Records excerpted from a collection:
** BEGIN **
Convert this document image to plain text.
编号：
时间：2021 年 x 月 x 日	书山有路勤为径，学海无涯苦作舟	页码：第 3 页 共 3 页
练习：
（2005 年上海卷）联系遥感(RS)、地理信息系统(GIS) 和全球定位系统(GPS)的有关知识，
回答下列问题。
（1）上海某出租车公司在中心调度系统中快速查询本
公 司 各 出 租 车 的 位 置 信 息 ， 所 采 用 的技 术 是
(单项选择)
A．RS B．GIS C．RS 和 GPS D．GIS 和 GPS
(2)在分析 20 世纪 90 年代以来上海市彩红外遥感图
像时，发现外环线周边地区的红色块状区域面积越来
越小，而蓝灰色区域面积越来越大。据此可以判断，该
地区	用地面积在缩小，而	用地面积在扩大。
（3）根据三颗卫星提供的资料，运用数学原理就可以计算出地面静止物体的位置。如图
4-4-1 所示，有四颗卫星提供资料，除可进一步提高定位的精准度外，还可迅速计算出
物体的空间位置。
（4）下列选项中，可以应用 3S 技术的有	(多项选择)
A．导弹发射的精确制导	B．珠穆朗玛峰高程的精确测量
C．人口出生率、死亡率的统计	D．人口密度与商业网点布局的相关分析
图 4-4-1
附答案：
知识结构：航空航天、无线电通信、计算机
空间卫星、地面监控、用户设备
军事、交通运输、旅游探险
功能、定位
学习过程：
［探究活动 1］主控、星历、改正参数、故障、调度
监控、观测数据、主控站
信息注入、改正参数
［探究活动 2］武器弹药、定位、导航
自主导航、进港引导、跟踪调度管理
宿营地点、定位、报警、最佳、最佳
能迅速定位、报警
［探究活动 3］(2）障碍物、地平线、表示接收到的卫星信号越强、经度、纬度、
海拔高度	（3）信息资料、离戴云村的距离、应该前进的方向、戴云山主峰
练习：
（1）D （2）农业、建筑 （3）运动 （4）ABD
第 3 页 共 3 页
** END **
Reproduce every line of the material above exactly.

=== Exercise result ===
Convert this document image to plain text.
编号：
时间：2021 年 x 月 x 日	书山有路勤为径，学海无涯苦作舟	页码：第 3 页 共 3 页
练习：
（2005 年上海卷）联系遥感(RS)、地理信息系统(GIS) 和全球定位系统(GPS)的有关知识，
回答下列问题。
（1）上海某出租车公司在中心调度系统中快速查询本
公 司 各 出 租 车 的 位 置 信 息 ， 所 采 用 的技 术 是
(单项选择)
A．RS B．GIS C．RS 和 GPS D．GIS 和 GPS
(2)在分析 20 世纪 90 年代以来上海市彩红外遥感图
像时，发现外环线周边地区的红色块状区域面积越来
越小，而蓝灰色区域面积越来越大。据此可以判断，该
地区	用地面积在缩小，而	用地面积在扩大。
（3）根据三颗卫星提供的资料，运用数学原理就可以计算出地面静止物体的位置。如图
4-4-1 所示，有四颗卫星提供资料，除可进一步提高定位的精准度外，还可迅速计算出
物体的空间位置。
（4）下列选项中，可以应用 3S 技术的有	(多项选择)
A．导弹发射的精确制导	B．珠穆朗玛峰高程的精确测量
C．人口出生率、死亡率的统计	D．人口密度与商业网点布局的相关分析
图 4-4-1
附答案：
知识结构：航空航天、无线电通信、计算机
空间卫星、地面监控、用户设备
军事、交通运输、旅游探险
功能、定位
学习过程：
［探究活动 1］主控、星历、改正参数、故障、调度
监控、观测数据、主控站
信息注入、改正参数
［探究活动 2］武器弹药、定位、导航
自主导航、进港引导、跟踪调度管理
宿营地点、定位、报警、最佳、最佳
能迅速定位、报警
［探究活动 3］(2）障碍物、地平线、表示接收到的卫星信号越强、经度、纬度、
海拔高度	（3）信息资料、离戴云村的距离、应该前进的方向、戴云山主峰
练习：
（1）D （2）农业、建筑 （3）运动 （4）ABD
第 3 页 共 3 页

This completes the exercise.